• PROMPT: Go through the entries below and write each one out exactly.

• PROVIDED MATERIAL:
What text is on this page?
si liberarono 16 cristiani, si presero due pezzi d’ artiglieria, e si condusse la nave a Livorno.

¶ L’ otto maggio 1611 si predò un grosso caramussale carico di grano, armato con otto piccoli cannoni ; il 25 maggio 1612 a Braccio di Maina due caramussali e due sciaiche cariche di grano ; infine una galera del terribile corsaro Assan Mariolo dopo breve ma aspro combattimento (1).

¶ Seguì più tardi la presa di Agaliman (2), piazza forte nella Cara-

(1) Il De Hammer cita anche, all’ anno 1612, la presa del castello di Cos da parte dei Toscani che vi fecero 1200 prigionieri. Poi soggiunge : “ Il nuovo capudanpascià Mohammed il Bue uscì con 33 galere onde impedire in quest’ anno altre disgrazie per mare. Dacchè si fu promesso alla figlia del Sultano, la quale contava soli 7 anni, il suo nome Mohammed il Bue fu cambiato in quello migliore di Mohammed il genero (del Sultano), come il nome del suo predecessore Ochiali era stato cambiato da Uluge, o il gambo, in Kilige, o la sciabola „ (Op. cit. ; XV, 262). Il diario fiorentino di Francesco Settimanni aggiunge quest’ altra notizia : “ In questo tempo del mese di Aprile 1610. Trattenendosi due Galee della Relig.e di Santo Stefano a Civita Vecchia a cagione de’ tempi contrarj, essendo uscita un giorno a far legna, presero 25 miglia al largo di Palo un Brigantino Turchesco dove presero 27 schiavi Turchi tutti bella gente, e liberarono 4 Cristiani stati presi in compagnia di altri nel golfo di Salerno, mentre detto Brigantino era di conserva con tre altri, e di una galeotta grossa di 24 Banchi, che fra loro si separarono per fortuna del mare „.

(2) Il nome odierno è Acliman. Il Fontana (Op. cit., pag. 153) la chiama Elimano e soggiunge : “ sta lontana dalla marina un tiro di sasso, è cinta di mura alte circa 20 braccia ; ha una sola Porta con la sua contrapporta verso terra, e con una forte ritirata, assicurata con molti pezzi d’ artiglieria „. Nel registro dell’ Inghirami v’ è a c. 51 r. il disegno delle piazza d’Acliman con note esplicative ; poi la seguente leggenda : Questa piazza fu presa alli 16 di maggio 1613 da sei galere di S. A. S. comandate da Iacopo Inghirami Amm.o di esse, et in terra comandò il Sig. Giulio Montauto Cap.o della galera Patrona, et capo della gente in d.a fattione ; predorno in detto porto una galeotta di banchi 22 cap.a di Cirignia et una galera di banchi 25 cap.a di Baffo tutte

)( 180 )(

• COMPLETED TASK:
What text is on this page?
si liberarono 16 cristiani, si presero due pezzi d’ artiglieria, e si condusse la nave a Livorno.

¶ L’ otto maggio 1611 si predò un grosso caramussale carico di grano, armato con otto piccoli cannoni ; il 25 maggio 1612 a Braccio di Maina due caramussali e due sciaiche cariche di grano ; infine una galera del terribile corsaro Assan Mariolo dopo breve ma aspro combattimento (1).

¶ Seguì più tardi la presa di Agaliman (2), piazza forte nella Cara-

(1) Il De Hammer cita anche, all’ anno 1612, la presa del castello di Cos da parte dei Toscani che vi fecero 1200 prigionieri. Poi soggiunge : “ Il nuovo capudanpascià Mohammed il Bue uscì con 33 galere onde impedire in quest’ anno altre disgrazie per mare. Dacchè si fu promesso alla figlia del Sultano, la quale contava soli 7 anni, il suo nome Mohammed il Bue fu cambiato in quello migliore di Mohammed il genero (del Sultano), come il nome del suo predecessore Ochiali era stato cambiato da Uluge, o il gambo, in Kilige, o la sciabola „ (Op. cit. ; XV, 262). Il diario fiorentino di Francesco Settimanni aggiunge quest’ altra notizia : “ In questo tempo del mese di Aprile 1610. Trattenendosi due Galee della Relig.e di Santo Stefano a Civita Vecchia a cagione de’ tempi contrarj, essendo uscita un giorno a far legna, presero 25 miglia al largo di Palo un Brigantino Turchesco dove presero 27 schiavi Turchi tutti bella gente, e liberarono 4 Cristiani stati presi in compagnia di altri nel golfo di Salerno, mentre detto Brigantino era di conserva con tre altri, e di una galeotta grossa di 24 Banchi, che fra loro si separarono per fortuna del mare „.

(2) Il nome odierno è Acliman. Il Fontana (Op. cit., pag. 153) la chiama Elimano e soggiunge : “ sta lontana dalla marina un tiro di sasso, è cinta di mura alte circa 20 braccia ; ha una sola Porta con la sua contrapporta verso terra, e con una forte ritirata, assicurata con molti pezzi d’ artiglieria „. Nel registro dell’ Inghirami v’ è a c. 51 r. il disegno delle piazza d’Acliman con note esplicative ; poi la seguente leggenda : Questa piazza fu presa alli 16 di maggio 1613 da sei galere di S. A. S. comandate da Iacopo Inghirami Amm.o di esse, et in terra comandò il Sig. Giulio Montauto Cap.o della galera Patrona, et capo della gente in d.a fattione ; predorno in detto porto una galeotta di banchi 22 cap.a di Cirignia et una galera di banchi 25 cap.a di Baffo tutte

)( 180 )(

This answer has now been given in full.